§ **Source document**
>>
The reason for this process is that a thorough peer review of a paper is a significant amount of work, probably around 20-30 hours for an average length paper, and hence a thorough peer review can take 6 months or a year to be completed.  A pre-review can usually be done in 2-3 hours at most and is easier to fit into a busy schedule.

There is a section in my CV for peer reviewing where I list the journals for which I have done peer review (with a month and year in the university internal version).  Until now, I have only listed full reviews.  Should I list pre-reviews that I have done?  Should this be a separate section?

onthefringe

This sounds like one where field norms are going to muddy the waters a lot. But based on your description, it sounds like being asked to do "pre-reviews" is a sign of stature, in which case, I would probably include it as a separate section, especially in a CV that was being reviewed for a promotion or for some sort of prize/recognition.

traductio

Quote from: quasihumanist on July 21, 2021, 11:20:15 PM
The reason for this process is that a thorough peer review of a paper is a significant amount of work, probably around 20-30 hours for an average length paper, and hence a thorough peer review can take 6 months or a year to be completed.

My goodness -- I do a lot of peer review, and if each review took me 20–30 hours (instead of 2–3), well, I guess I'd have to say no to 90% of them. Wow.

(And yet it still takes six months or a year in my field -- communication -- to get reviews back.)

mleok

As an applied mathematician, the time I spend on a review does not exceed 4 hours, and I would spend around 30 minutes at most on a determination about whether a paper is significant enough to warranty a full review. I've ever checked every single calculation in a paper during a review, nor have I received reviews which would suggest that a referee has done the same for my papers.
<<
§ **Entries**
>>
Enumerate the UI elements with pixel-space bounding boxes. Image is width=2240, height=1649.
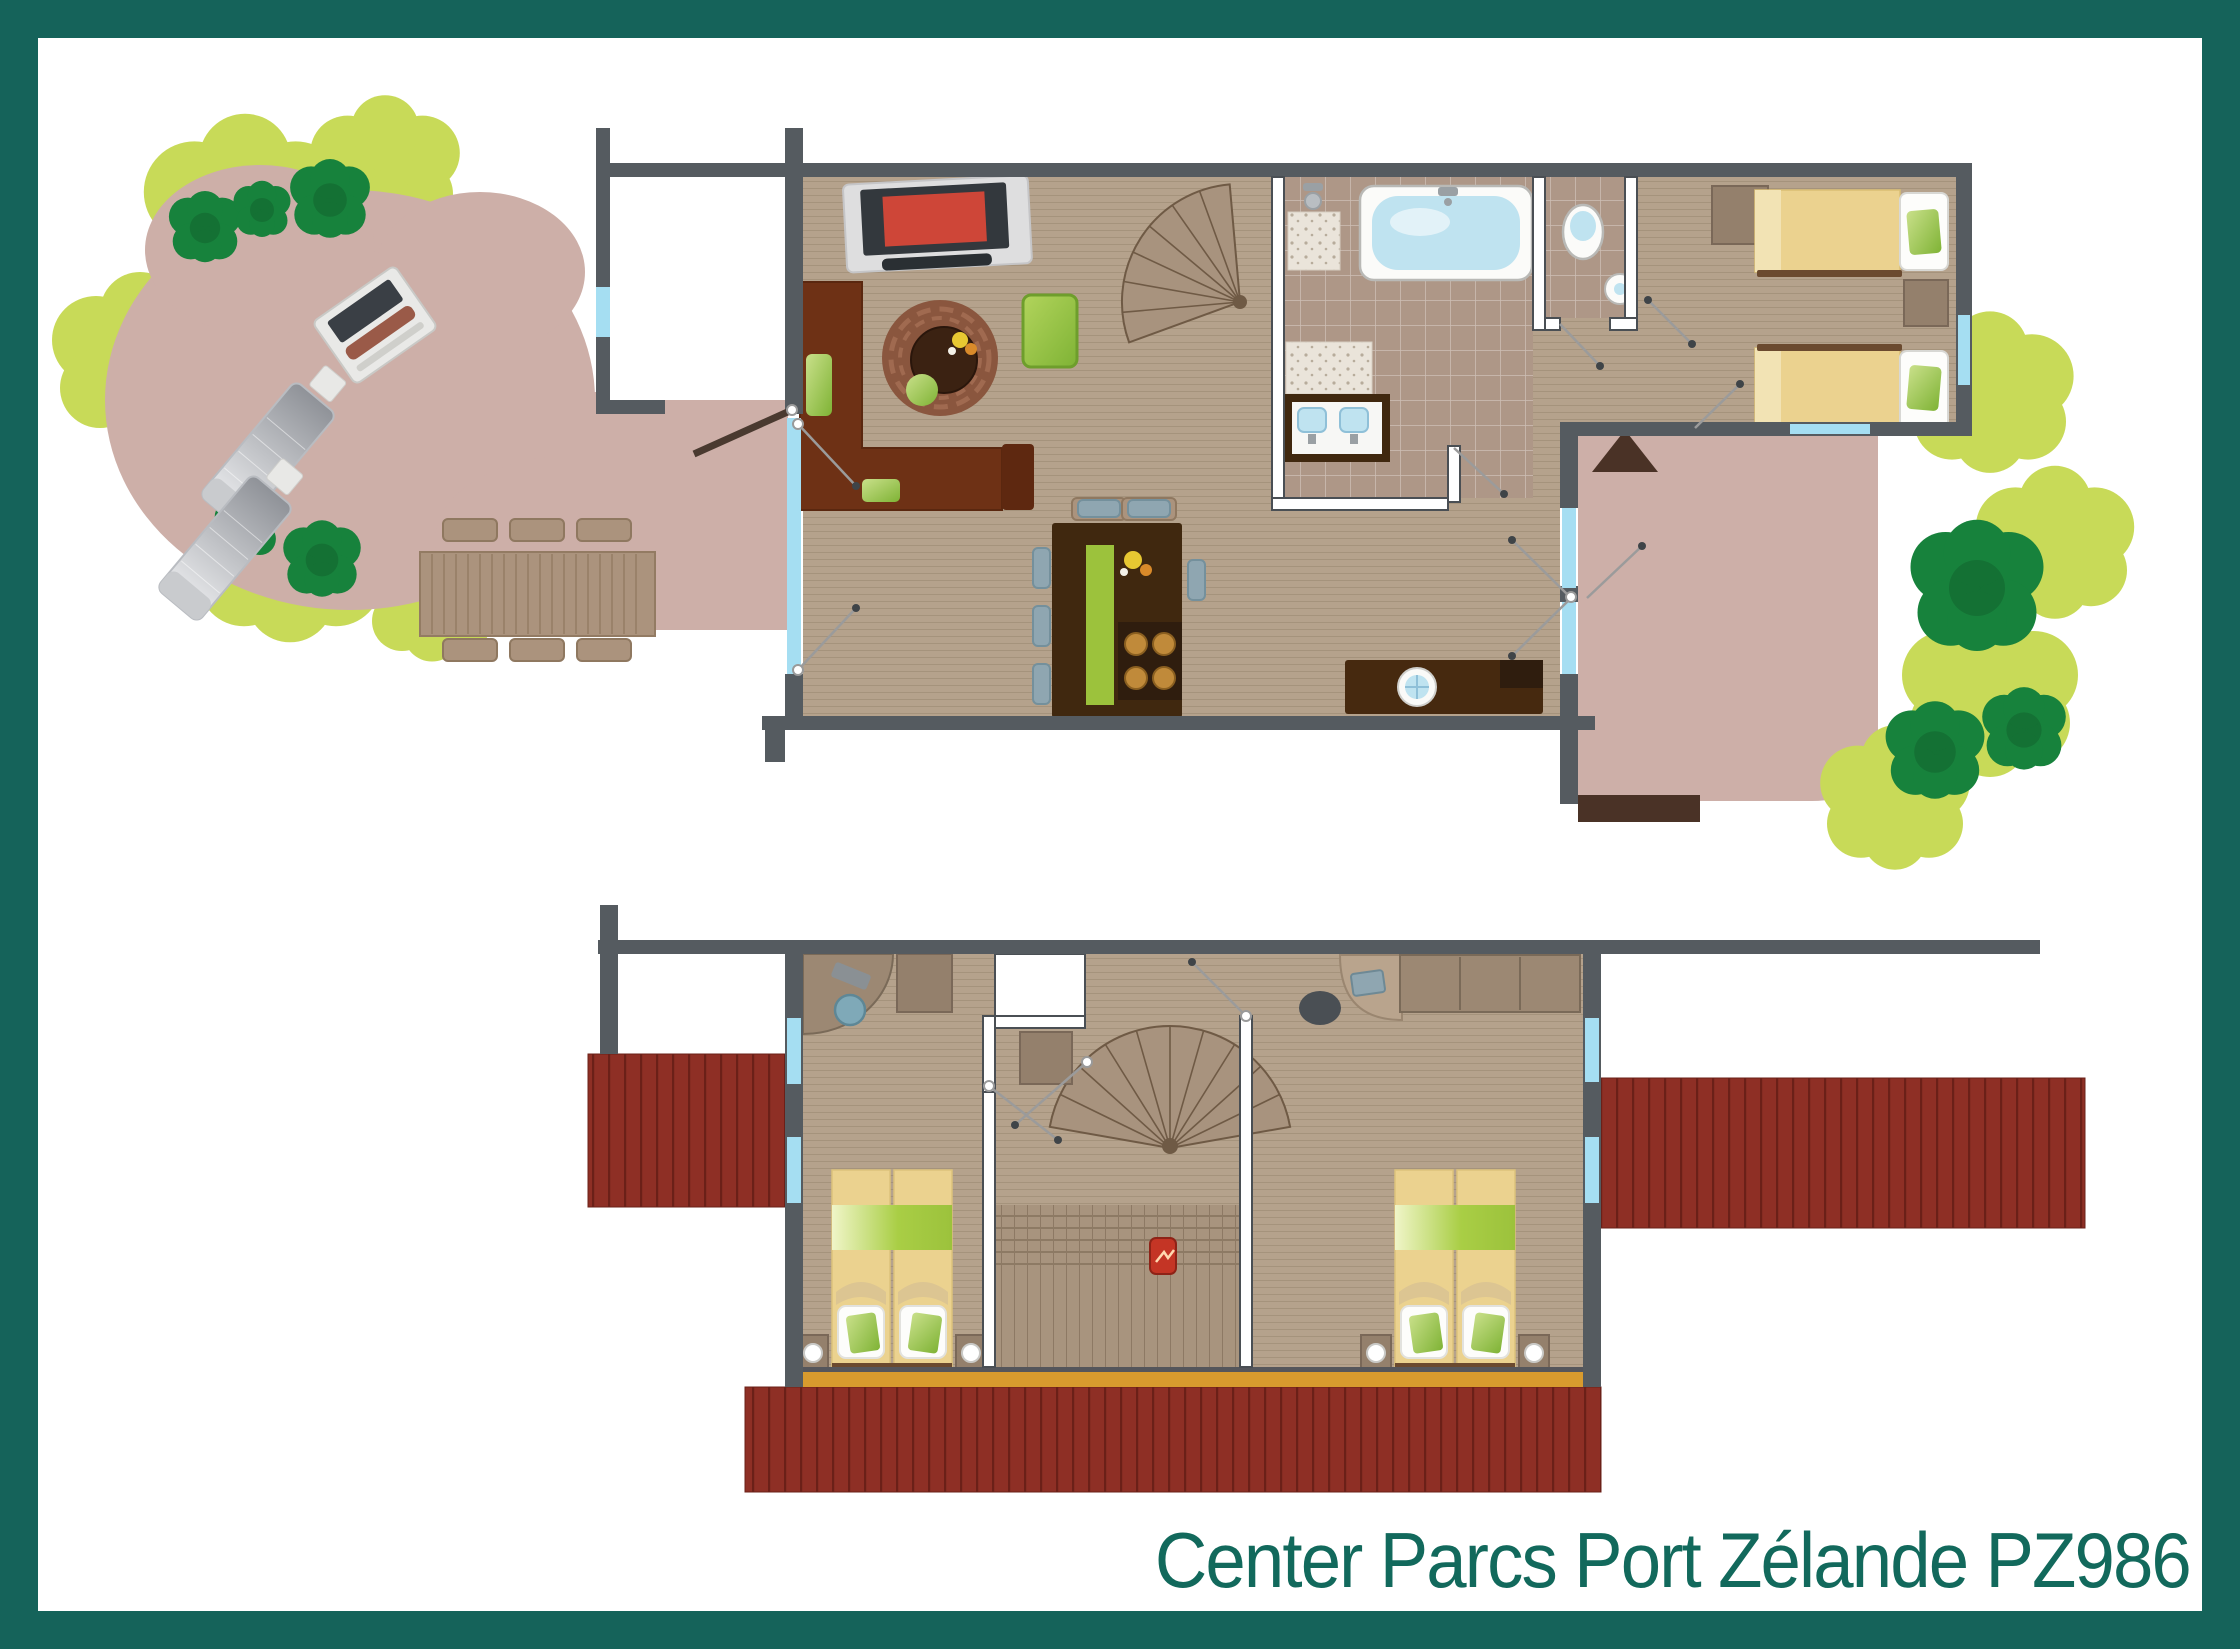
storage-room-floor <box>610 177 785 400</box>
deck-right <box>1601 1078 2085 1228</box>
lamp <box>1525 1344 1543 1362</box>
stairwell-void <box>995 1205 1240 1367</box>
washbasin-icon <box>835 995 865 1025</box>
plan-title: Center Parcs Port Zélande PZ986 <box>1155 1518 2190 1604</box>
bathtub-icon <box>1360 186 1532 280</box>
lamp <box>1367 1344 1385 1362</box>
deck-bottom <box>745 1387 1601 1492</box>
single-bed <box>1755 190 1948 277</box>
entry-terrace <box>1578 436 1878 801</box>
floorplan-drawing <box>0 0 2240 1649</box>
shower-mat <box>1288 212 1340 270</box>
deck-left <box>588 1054 785 1207</box>
lamp <box>962 1344 980 1362</box>
green-armchair <box>1023 295 1077 367</box>
stair-opening <box>995 954 1085 1016</box>
sideboard <box>1345 660 1543 714</box>
shower-icon <box>1303 183 1323 209</box>
kitchen-island <box>1033 498 1205 718</box>
wardrobe <box>897 954 952 1012</box>
tv-unit <box>843 175 1032 273</box>
ground-floor-plan <box>52 95 2134 870</box>
toilet-icon <box>1563 205 1603 259</box>
stair-opening-wall <box>995 1016 1085 1028</box>
first-floor-plan <box>588 905 2085 1492</box>
double-washbasin <box>1284 394 1390 462</box>
bath-mat <box>1286 342 1372 394</box>
window-sill <box>785 1372 1601 1387</box>
landing-closet <box>1020 1032 1072 1084</box>
desk-cabinet <box>1400 955 1580 1012</box>
lamp <box>804 1344 822 1362</box>
desk-chair <box>1299 991 1341 1025</box>
glass-front-line <box>785 1367 1601 1372</box>
single-bed <box>1755 344 1948 430</box>
entry-step <box>1578 795 1700 822</box>
rug-and-coffee-table <box>882 300 998 416</box>
nightstand <box>1904 280 1948 326</box>
laptop <box>1351 970 1386 996</box>
fire-extinguisher-icon <box>1150 1238 1176 1274</box>
floorplan-page: Center Parcs Port Zélande PZ986 <box>0 0 2240 1649</box>
garden-dining-set <box>420 519 655 661</box>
<<
Please reproduce the peer review thread word for word, everything from "My goodness -- I" down to "of them. Wow.". The material is separate from the peer review thread.

§ **The completed task**
My goodness -- I do a lot of peer review, and if each review took me 20–30 hours (instead of 2–3), well, I guess I'd have to say no to 90% of them. Wow.